[Extracted records]
=-=-=

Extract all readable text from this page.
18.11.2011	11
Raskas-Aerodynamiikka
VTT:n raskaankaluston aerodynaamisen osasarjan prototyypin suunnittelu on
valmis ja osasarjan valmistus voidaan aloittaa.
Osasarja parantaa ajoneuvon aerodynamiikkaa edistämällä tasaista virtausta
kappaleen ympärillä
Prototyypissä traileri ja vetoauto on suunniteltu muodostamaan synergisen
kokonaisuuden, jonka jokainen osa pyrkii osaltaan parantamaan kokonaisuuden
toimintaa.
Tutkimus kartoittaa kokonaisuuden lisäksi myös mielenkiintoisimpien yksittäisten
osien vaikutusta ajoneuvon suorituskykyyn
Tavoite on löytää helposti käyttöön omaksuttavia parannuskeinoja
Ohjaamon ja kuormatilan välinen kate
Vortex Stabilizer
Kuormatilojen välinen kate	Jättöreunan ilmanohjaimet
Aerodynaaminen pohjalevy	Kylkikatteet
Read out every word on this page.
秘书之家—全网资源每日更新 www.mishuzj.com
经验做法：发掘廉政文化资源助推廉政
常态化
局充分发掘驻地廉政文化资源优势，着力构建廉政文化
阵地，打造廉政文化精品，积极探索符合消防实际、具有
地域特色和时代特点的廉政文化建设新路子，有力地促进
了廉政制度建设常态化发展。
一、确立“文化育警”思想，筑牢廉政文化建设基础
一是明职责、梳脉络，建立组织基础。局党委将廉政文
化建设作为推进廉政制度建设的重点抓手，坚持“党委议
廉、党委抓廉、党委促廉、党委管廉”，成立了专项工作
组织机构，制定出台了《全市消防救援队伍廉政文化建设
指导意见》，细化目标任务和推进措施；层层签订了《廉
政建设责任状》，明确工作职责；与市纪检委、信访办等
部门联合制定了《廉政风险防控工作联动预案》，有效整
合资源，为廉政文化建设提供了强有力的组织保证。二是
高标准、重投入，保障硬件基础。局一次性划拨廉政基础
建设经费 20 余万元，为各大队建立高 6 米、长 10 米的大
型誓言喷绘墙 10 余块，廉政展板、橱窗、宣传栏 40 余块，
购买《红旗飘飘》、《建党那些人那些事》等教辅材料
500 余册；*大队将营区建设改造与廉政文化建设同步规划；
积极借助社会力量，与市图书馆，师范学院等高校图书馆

=-=-=

→ WRITTEN INSTRUCTION:
Filter the listing for the word "page" and copy every line that holds it.

→ ANSWER:
Extract all readable text from this page.
Read out every word on this page.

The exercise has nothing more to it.